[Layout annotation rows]
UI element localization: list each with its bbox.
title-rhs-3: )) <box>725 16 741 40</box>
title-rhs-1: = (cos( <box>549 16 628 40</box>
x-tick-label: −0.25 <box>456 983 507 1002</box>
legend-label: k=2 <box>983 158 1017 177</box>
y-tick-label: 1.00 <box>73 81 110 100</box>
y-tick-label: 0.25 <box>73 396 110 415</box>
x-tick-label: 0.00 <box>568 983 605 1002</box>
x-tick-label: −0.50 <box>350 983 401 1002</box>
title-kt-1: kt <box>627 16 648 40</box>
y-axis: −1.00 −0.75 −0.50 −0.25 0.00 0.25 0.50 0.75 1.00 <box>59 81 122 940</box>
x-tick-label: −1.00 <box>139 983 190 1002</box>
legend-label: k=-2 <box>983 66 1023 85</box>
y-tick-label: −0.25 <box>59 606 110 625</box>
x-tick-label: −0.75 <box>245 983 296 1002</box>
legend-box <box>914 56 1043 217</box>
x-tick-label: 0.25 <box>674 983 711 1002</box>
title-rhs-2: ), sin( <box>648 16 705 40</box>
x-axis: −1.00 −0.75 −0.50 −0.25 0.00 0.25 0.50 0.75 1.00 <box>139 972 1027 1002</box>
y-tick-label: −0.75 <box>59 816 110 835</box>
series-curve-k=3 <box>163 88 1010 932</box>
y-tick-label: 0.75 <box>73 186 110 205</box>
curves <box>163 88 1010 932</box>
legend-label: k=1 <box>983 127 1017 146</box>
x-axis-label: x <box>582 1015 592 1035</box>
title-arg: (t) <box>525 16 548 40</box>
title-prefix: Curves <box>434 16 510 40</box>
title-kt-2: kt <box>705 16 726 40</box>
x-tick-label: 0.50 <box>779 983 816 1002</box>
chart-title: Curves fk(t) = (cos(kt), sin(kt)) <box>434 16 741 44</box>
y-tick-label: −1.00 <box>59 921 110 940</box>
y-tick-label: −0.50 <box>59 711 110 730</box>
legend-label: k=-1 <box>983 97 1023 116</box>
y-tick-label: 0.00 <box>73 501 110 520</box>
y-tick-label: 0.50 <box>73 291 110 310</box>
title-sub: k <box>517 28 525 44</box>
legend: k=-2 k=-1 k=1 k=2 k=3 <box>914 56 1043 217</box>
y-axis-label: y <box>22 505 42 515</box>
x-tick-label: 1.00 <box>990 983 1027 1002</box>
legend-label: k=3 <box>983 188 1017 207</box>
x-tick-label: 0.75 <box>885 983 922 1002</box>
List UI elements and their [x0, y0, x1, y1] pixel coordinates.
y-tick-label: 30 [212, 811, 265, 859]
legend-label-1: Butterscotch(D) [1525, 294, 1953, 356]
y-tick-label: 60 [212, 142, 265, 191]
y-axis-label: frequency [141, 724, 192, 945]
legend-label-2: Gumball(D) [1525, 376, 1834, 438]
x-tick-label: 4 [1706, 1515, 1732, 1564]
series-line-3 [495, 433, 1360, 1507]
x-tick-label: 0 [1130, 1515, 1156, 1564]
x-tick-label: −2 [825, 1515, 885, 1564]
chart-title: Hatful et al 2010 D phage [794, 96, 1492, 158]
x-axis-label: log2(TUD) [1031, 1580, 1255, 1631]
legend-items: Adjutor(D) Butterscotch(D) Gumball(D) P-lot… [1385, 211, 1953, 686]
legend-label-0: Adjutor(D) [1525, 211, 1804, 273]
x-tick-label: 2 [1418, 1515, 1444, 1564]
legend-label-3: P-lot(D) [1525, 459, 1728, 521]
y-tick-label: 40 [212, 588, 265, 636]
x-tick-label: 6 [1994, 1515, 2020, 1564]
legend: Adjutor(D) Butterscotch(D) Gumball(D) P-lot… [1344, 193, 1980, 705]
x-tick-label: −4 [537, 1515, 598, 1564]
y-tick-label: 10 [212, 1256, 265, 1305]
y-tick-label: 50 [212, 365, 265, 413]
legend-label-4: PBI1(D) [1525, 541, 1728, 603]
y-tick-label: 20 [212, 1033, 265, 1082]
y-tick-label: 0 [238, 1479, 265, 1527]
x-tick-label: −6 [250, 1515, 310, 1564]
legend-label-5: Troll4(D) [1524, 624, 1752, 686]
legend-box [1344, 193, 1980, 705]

> _AIM OF THE EXERCISE_
Can you copy the rows word for word, from the first row through the row containing "chart-title: Curves fk(t)", with both of those included?

> _COMPLETED TASK_
UI element localization: list each with its bbox.
title-rhs-3: )) <box>725 16 741 40</box>
title-rhs-1: = (cos( <box>549 16 628 40</box>
x-tick-label: −0.25 <box>456 983 507 1002</box>
legend-label: k=2 <box>983 158 1017 177</box>
y-tick-label: 1.00 <box>73 81 110 100</box>
y-tick-label: 0.25 <box>73 396 110 415</box>
x-tick-label: 0.00 <box>568 983 605 1002</box>
x-tick-label: −0.50 <box>350 983 401 1002</box>
title-kt-1: kt <box>627 16 648 40</box>
y-axis: −1.00 −0.75 −0.50 −0.25 0.00 0.25 0.50 0.75 1.00 <box>59 81 122 940</box>
x-tick-label: −1.00 <box>139 983 190 1002</box>
legend-label: k=-2 <box>983 66 1023 85</box>
y-tick-label: −0.25 <box>59 606 110 625</box>
x-tick-label: −0.75 <box>245 983 296 1002</box>
legend-box <box>914 56 1043 217</box>
x-tick-label: 0.25 <box>674 983 711 1002</box>
title-rhs-2: ), sin( <box>648 16 705 40</box>
x-axis: −1.00 −0.75 −0.50 −0.25 0.00 0.25 0.50 0.75 1.00 <box>139 972 1027 1002</box>
y-tick-label: −0.75 <box>59 816 110 835</box>
series-curve-k=3 <box>163 88 1010 932</box>
y-tick-label: 0.75 <box>73 186 110 205</box>
curves <box>163 88 1010 932</box>
legend-label: k=1 <box>983 127 1017 146</box>
x-axis-label: x <box>582 1015 592 1035</box>
title-arg: (t) <box>525 16 548 40</box>
title-prefix: Curves <box>434 16 510 40</box>
title-kt-2: kt <box>705 16 726 40</box>
x-tick-label: 0.50 <box>779 983 816 1002</box>
chart-title: Curves fk(t) = (cos(kt), sin(kt)) <box>434 16 741 44</box>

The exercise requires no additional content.